* **Goal**
Return every record below exactly as written, omitting any pictures.

(Data excerpts)
====

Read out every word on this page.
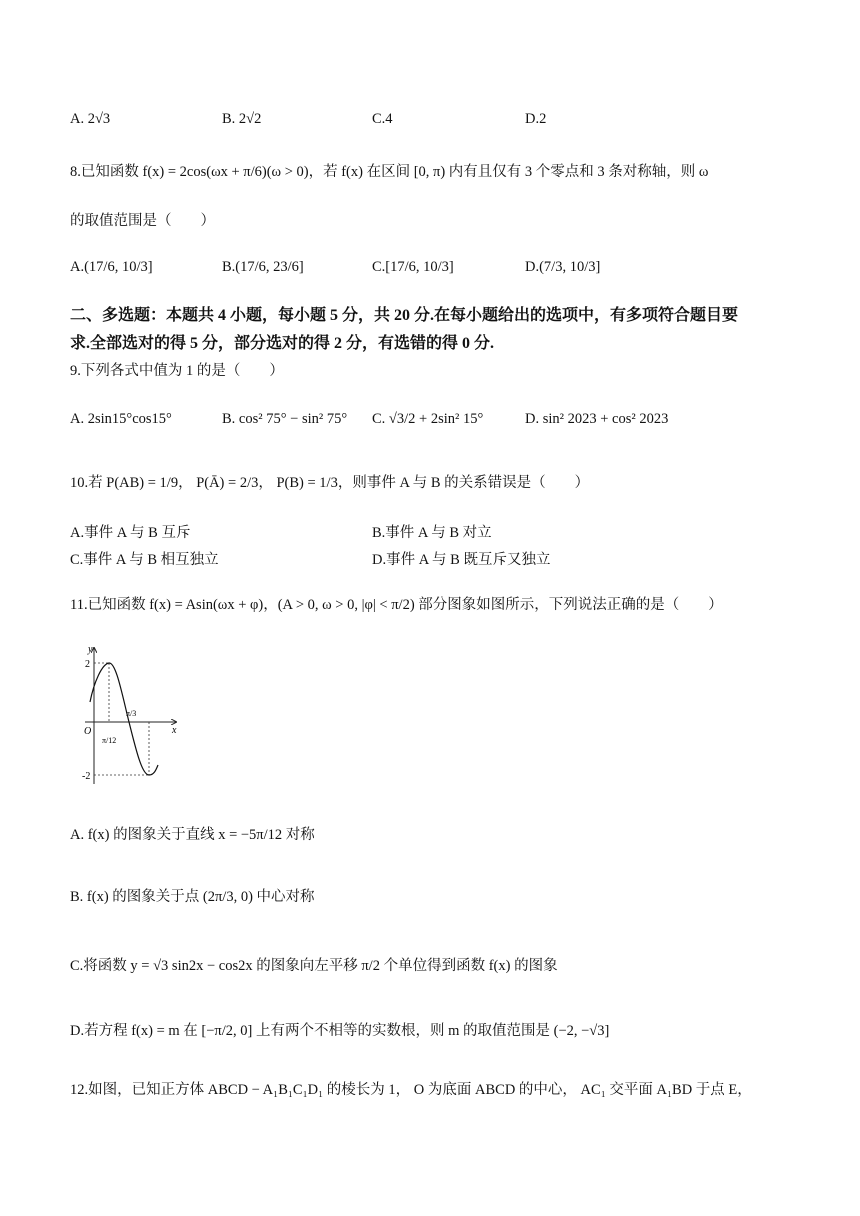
A. 2√3	B. 2√2	C.4	D.2
8.已知函数 f(x) = 2cos(ωx + π/6)(ω > 0)，若 f(x) 在区间 [0, π) 内有且仅有 3 个零点和 3 条对称轴，则 ω
的取值范围是（　　）
A.(17/6, 10/3]	B.(17/6, 23/6]	C.[17/6, 10/3]	D.(7/3, 10/3]
二、多选题：本题共 4 小题，每小题 5 分，共 20 分.在每小题给出的选项中，有多项符合题目要
求.全部选对的得 5 分，部分选对的得 2 分，有选错的得 0 分.
9.下列各式中值为 1 的是（　　）
A. 2sin15°cos15°	B. cos² 75° − sin² 75° C. √3/2 + 2sin² 15°	D. sin² 2023 + cos² 2023
10.若 P(AB) = 1/9， P(Ā) = 2/3， P(B) = 1/3，则事件 A 与 B 的关系错误是（　　）
A.事件 A 与 B 互斥	B.事件 A 与 B 对立
C.事件 A 与 B 相互独立	D.事件 A 与 B 既互斥又独立
11.已知函数 f(x) = Asin(ωx + φ)，(A > 0, ω > 0, |φ| < π/2) 部分图象如图所示，下列说法正确的是（　　）
y
x
O
2
-2
π/12
π/3
A. f(x) 的图象关于直线 x = −5π/12 对称
B. f(x) 的图象关于点 (2π/3, 0) 中心对称
C.将函数 y = √3 sin2x − cos2x 的图象向左平移 π/2 个单位得到函数 f(x) 的图象
D.若方程 f(x) = m 在 [−π/2, 0] 上有两个不相等的实数根，则 m 的取值范围是 (−2, −√3]
12.如图，已知正方体 ABCD − A₁B₁C₁D₁ 的棱长为 1， O 为底面 ABCD 的中心， AC₁ 交平面 A₁BD 于点 E，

====

* **Solved exercise**
Read out every word on this page.
A. 2√3	B. 2√2	C.4	D.2
8.已知函数 f(x) = 2cos(ωx + π/6)(ω > 0)，若 f(x) 在区间 [0, π) 内有且仅有 3 个零点和 3 条对称轴，则 ω
的取值范围是（　　）
A.(17/6, 10/3]	B.(17/6, 23/6]	C.[17/6, 10/3]	D.(7/3, 10/3]
二、多选题：本题共 4 小题，每小题 5 分，共 20 分.在每小题给出的选项中，有多项符合题目要
求.全部选对的得 5 分，部分选对的得 2 分，有选错的得 0 分.
9.下列各式中值为 1 的是（　　）
A. 2sin15°cos15°	B. cos² 75° − sin² 75° C. √3/2 + 2sin² 15°	D. sin² 2023 + cos² 2023
10.若 P(AB) = 1/9， P(Ā) = 2/3， P(B) = 1/3，则事件 A 与 B 的关系错误是（　　）
A.事件 A 与 B 互斥	B.事件 A 与 B 对立
C.事件 A 与 B 相互独立	D.事件 A 与 B 既互斥又独立
11.已知函数 f(x) = Asin(ωx + φ)，(A > 0, ω > 0, |φ| < π/2) 部分图象如图所示，下列说法正确的是（　　）
y
x
O
2
-2
π/12
π/3
A. f(x) 的图象关于直线 x = −5π/12 对称
B. f(x) 的图象关于点 (2π/3, 0) 中心对称
C.将函数 y = √3 sin2x − cos2x 的图象向左平移 π/2 个单位得到函数 f(x) 的图象
D.若方程 f(x) = m 在 [−π/2, 0] 上有两个不相等的实数根，则 m 的取值范围是 (−2, −√3]
12.如图，已知正方体 ABCD − A₁B₁C₁D₁ 的棱长为 1， O 为底面 ABCD 的中心， AC₁ 交平面 A₁BD 于点 E，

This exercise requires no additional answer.